**Work to complete:**
Your answer should be one number: how many lines of the data include the string "noch"?

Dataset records
◇ ◇ ◇
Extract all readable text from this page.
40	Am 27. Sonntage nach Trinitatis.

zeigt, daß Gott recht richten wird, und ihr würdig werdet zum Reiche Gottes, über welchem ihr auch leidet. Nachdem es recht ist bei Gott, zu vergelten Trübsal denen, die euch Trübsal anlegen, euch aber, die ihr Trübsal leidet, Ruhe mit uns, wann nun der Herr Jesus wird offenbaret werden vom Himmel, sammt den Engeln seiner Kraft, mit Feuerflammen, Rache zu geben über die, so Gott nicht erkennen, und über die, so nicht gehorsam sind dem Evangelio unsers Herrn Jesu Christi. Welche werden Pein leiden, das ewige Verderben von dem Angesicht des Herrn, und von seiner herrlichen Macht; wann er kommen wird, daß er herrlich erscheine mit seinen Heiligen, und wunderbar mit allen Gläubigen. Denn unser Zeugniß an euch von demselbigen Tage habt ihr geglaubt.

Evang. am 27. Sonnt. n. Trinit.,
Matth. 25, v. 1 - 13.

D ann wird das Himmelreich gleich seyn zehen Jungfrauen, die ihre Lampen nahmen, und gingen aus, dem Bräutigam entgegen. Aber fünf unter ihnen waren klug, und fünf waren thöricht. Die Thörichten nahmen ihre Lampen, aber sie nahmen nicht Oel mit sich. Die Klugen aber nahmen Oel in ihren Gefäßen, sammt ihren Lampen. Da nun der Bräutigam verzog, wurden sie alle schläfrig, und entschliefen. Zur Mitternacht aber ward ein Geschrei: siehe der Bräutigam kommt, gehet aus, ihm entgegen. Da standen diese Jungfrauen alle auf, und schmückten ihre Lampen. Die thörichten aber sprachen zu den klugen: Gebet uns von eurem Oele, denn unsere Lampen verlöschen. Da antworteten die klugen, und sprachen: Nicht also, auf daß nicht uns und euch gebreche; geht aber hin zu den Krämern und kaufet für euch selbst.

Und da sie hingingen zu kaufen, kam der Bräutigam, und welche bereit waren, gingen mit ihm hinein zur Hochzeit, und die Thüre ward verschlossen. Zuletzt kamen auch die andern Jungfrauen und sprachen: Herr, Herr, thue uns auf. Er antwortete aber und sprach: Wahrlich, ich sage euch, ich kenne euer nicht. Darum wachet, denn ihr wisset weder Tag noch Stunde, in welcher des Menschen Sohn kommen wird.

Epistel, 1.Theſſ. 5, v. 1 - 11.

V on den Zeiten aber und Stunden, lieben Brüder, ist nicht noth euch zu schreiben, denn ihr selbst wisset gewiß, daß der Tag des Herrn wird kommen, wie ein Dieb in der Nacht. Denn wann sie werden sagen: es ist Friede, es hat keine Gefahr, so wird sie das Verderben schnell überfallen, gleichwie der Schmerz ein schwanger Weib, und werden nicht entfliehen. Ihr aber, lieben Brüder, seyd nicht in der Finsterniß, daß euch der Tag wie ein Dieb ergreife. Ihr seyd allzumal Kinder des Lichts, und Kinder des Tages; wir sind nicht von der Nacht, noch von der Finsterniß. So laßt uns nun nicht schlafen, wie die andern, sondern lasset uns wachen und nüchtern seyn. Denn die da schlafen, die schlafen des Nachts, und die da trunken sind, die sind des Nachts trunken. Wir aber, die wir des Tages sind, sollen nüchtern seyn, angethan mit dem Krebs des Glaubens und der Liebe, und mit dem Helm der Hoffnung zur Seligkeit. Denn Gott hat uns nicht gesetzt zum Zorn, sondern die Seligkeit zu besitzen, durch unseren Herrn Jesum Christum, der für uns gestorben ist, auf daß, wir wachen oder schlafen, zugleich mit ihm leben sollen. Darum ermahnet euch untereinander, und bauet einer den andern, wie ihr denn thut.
◇ ◇ ◇
**Answer to this problem:**
2